/---
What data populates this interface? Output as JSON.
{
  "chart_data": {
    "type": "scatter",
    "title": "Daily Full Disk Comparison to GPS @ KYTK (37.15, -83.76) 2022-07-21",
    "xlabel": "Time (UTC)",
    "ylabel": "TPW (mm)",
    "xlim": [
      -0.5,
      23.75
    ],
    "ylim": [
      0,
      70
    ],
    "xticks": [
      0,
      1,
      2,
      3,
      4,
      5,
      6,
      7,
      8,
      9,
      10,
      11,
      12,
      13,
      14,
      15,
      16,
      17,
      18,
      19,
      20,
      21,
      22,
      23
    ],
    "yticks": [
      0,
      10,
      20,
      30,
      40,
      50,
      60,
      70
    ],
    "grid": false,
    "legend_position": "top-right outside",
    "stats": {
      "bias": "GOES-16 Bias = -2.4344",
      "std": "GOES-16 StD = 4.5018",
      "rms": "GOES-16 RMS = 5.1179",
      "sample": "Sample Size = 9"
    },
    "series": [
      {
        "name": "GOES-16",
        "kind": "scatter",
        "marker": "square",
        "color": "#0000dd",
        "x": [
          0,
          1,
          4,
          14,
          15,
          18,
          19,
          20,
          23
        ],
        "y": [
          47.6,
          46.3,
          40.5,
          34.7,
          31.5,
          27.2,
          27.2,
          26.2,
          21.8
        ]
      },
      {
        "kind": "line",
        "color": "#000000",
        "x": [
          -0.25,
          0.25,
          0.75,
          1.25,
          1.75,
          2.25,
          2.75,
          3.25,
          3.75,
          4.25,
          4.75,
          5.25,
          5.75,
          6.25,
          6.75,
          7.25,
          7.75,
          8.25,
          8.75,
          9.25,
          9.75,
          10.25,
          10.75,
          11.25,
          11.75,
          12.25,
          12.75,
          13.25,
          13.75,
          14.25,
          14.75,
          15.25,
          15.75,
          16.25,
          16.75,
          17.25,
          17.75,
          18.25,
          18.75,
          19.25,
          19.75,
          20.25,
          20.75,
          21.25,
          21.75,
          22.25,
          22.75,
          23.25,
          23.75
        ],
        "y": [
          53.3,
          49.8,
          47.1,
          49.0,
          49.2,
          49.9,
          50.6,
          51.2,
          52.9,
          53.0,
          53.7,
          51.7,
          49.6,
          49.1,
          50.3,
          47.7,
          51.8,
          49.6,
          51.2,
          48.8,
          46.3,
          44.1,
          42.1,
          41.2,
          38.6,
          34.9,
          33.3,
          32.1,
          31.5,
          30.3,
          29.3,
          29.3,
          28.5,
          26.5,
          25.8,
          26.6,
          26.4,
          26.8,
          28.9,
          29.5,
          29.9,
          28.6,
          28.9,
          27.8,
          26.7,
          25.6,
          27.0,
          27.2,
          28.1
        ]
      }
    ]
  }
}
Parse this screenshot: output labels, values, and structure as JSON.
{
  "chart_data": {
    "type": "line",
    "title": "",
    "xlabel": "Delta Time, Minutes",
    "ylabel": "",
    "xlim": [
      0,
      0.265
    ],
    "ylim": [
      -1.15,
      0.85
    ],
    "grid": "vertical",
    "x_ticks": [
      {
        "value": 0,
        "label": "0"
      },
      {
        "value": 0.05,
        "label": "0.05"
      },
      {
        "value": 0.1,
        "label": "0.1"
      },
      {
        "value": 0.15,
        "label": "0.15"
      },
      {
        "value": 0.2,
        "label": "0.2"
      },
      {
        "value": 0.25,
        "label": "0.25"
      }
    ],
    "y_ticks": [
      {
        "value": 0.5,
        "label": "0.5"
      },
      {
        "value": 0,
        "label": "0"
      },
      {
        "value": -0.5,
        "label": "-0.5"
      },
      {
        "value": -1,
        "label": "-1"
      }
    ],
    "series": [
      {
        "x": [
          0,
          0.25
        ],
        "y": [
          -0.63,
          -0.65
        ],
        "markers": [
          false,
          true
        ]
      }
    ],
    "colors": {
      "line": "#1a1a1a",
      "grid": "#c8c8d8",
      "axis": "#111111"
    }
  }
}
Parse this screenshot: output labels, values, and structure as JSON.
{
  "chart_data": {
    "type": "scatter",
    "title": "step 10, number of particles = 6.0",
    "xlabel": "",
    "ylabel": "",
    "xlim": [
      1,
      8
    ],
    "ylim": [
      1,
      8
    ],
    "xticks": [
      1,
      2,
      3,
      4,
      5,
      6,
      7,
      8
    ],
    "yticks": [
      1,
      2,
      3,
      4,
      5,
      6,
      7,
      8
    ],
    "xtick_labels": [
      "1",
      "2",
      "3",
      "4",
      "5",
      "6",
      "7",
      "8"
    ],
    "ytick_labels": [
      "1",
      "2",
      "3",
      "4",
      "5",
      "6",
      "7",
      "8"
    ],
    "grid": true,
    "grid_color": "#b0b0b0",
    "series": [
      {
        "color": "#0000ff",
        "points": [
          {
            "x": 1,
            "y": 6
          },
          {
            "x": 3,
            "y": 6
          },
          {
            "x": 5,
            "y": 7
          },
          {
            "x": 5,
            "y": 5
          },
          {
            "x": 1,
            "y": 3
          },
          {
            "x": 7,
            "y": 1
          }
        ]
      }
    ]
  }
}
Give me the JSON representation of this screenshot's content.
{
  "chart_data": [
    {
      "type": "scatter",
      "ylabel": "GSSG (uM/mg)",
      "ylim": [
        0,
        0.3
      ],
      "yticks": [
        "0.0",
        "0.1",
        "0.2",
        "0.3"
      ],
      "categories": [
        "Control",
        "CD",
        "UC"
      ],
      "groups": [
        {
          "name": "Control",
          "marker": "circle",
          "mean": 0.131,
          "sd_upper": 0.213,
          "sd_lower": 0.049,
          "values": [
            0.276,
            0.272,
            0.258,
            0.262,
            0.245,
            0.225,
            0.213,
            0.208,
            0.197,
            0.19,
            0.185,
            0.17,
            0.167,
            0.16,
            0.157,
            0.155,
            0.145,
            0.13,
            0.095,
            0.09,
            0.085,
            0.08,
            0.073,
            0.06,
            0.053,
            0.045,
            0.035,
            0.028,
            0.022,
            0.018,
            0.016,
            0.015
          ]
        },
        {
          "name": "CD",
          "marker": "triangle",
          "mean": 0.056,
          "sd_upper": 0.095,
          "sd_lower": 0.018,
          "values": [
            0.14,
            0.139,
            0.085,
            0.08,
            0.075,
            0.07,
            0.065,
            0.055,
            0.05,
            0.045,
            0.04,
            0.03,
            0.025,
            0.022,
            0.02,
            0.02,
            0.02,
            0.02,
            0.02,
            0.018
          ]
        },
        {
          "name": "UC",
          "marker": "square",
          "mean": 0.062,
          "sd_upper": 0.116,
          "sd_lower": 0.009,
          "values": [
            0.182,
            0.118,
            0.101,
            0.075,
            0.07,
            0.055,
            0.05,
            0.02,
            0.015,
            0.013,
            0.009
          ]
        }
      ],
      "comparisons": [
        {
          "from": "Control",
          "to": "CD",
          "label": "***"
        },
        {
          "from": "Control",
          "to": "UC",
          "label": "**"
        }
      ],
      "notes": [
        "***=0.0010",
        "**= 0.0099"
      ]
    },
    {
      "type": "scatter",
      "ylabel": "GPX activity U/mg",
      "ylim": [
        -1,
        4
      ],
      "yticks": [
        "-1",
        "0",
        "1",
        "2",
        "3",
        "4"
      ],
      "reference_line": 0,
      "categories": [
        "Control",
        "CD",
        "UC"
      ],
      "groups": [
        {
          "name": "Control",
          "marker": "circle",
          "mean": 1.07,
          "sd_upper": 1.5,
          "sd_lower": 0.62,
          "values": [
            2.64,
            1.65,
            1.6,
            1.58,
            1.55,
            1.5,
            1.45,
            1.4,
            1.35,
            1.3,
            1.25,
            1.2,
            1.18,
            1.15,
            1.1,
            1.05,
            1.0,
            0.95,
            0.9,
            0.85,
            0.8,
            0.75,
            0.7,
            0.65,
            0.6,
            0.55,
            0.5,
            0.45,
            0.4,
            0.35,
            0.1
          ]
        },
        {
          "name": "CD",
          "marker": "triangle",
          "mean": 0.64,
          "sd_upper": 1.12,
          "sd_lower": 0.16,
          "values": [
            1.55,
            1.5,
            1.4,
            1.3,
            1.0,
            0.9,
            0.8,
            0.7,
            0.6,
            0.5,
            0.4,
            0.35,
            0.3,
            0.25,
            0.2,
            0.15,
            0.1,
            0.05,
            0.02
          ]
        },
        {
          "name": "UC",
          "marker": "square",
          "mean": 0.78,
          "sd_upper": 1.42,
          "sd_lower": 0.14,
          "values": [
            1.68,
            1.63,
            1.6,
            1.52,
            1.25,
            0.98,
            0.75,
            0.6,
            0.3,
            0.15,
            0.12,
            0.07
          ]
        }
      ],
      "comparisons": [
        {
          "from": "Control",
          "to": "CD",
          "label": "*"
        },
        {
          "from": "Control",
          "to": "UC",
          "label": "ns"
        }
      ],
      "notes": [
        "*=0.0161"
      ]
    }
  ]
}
\---
EXERCISE DESCRIPTION. Copy each line of the records above that carries the word "title".

PROBLEM SOLUTION.
    "title": "Daily Full Disk Comparison to GPS @ KYTK (37.15, -83.76) 2022-07-21",
    "title": "",
    "title": "step 10, number of particles = 6.0",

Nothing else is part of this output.